* [Exercise material]
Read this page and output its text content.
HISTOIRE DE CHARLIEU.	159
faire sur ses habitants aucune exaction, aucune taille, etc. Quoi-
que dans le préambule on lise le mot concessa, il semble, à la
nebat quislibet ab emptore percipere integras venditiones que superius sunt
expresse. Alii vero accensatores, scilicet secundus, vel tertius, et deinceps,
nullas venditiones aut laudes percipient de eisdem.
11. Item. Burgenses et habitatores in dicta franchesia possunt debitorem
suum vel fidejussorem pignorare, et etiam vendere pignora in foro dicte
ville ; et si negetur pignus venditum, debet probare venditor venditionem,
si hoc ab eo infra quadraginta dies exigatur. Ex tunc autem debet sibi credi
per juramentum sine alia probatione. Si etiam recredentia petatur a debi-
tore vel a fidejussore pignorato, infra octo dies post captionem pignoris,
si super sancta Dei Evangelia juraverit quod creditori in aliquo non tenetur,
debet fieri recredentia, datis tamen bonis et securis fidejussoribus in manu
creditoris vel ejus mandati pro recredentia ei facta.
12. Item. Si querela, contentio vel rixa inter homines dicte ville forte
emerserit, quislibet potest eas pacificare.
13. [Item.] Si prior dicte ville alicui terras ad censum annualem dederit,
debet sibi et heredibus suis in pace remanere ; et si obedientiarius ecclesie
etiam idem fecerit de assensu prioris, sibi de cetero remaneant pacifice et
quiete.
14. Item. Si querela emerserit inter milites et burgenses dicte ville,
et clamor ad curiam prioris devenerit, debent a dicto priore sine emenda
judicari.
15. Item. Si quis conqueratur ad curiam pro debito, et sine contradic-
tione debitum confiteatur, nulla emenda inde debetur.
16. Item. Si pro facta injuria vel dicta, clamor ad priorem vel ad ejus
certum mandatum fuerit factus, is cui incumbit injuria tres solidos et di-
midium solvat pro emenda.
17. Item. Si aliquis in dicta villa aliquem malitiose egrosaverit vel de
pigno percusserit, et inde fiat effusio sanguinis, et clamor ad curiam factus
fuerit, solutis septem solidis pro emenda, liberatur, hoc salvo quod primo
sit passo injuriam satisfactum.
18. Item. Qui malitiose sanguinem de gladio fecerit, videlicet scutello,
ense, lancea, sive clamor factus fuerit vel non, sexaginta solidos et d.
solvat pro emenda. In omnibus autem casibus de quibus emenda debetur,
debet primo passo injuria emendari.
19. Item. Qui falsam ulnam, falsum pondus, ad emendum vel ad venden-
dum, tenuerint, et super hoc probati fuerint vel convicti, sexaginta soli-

* [Written problem] Which lines hold the word "fuerit"? Copy all of them.

* [Task answer]
certum mandatum fuerit factus, is cui incumbit injuria tres solidos et di-
fuerit, solutis septem solidis pro emenda, liberatur, hoc salvo quod primo
ense, lancea, sive clamor factus fuerit vel non, sexaginta solidos et d.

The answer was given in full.